» **Assignment**
Reproduce the complete set of records exactly. No picture is to appear in the copy.

» **Dataset records**
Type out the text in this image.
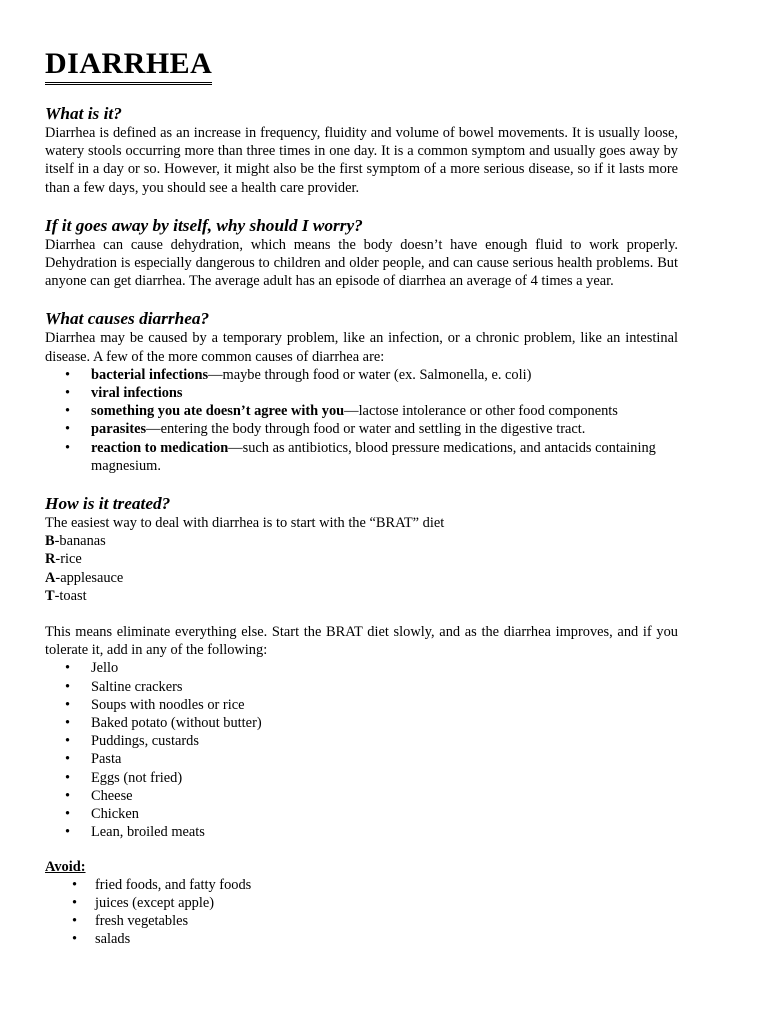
DIARRHEA
What is it?

Diarrhea is defined as an increase in frequency, fluidity and volume of bowel movements. It is usually loose, watery stools occurring more than three times in one day. It is a common symptom and usually goes away by itself in a day or so. However, it might also be the first symptom of a more serious disease, so if it lasts more than a few days, you should see a health care provider.

If it goes away by itself, why should I worry?

Diarrhea can cause dehydration, which means the body doesn’t have enough fluid to work properly. Dehydration is especially dangerous to children and older people, and can cause serious health problems. But anyone can get diarrhea. The average adult has an episode of diarrhea an average of 4 times a year.

What causes diarrhea?

Diarrhea may be caused by a temporary problem, like an infection, or a chronic problem, like an intestinal disease. A few of the more common causes of diarrhea are:

• bacterial infections—maybe through food or water (ex. Salmonella, e. coli)
• viral infections
• something you ate doesn’t agree with you—lactose intolerance or other food components
• parasites—entering the body through food or water and settling in the digestive tract.
• reaction to medication—such as antibiotics, blood pressure medications, and antacids containing magnesium.
How is it treated?

The easiest way to deal with diarrhea is to start with the “BRAT” diet

B-bananas
R-rice
A-applesauce
T-toast

This means eliminate everything else. Start the BRAT diet slowly, and as the diarrhea improves, and if you tolerate it, add in any of the following:

• Jello
• Saltine crackers
• Soups with noodles or rice
• Baked potato (without butter)
• Puddings, custards
• Pasta
• Eggs (not fried)
• Cheese
• Chicken
• Lean, broiled meats
Avoid:
• fried foods, and fatty foods
• juices (except apple)
• fresh vegetables
• salads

» **Answer space**
Type out the text in this image.
DIARRHEA
What is it?

Diarrhea is defined as an increase in frequency, fluidity and volume of bowel movements. It is usually loose, watery stools occurring more than three times in one day. It is a common symptom and usually goes away by itself in a day or so. However, it might also be the first symptom of a more serious disease, so if it lasts more than a few days, you should see a health care provider.

If it goes away by itself, why should I worry?

Diarrhea can cause dehydration, which means the body doesn’t have enough fluid to work properly. Dehydration is especially dangerous to children and older people, and can cause serious health problems. But anyone can get diarrhea. The average adult has an episode of diarrhea an average of 4 times a year.

What causes diarrhea?

Diarrhea may be caused by a temporary problem, like an infection, or a chronic problem, like an intestinal disease. A few of the more common causes of diarrhea are:

• bacterial infections—maybe through food or water (ex. Salmonella, e. coli)
• viral infections
• something you ate doesn’t agree with you—lactose intolerance or other food components
• parasites—entering the body through food or water and settling in the digestive tract.
• reaction to medication—such as antibiotics, blood pressure medications, and antacids containing magnesium.
How is it treated?

The easiest way to deal with diarrhea is to start with the “BRAT” diet

B-bananas
R-rice
A-applesauce
T-toast

This means eliminate everything else. Start the BRAT diet slowly, and as the diarrhea improves, and if you tolerate it, add in any of the following:

• Jello
• Saltine crackers
• Soups with noodles or rice
• Baked potato (without butter)
• Puddings, custards
• Pasta
• Eggs (not fried)
• Cheese
• Chicken
• Lean, broiled meats
Avoid:
• fried foods, and fatty foods
• juices (except apple)
• fresh vegetables
• salads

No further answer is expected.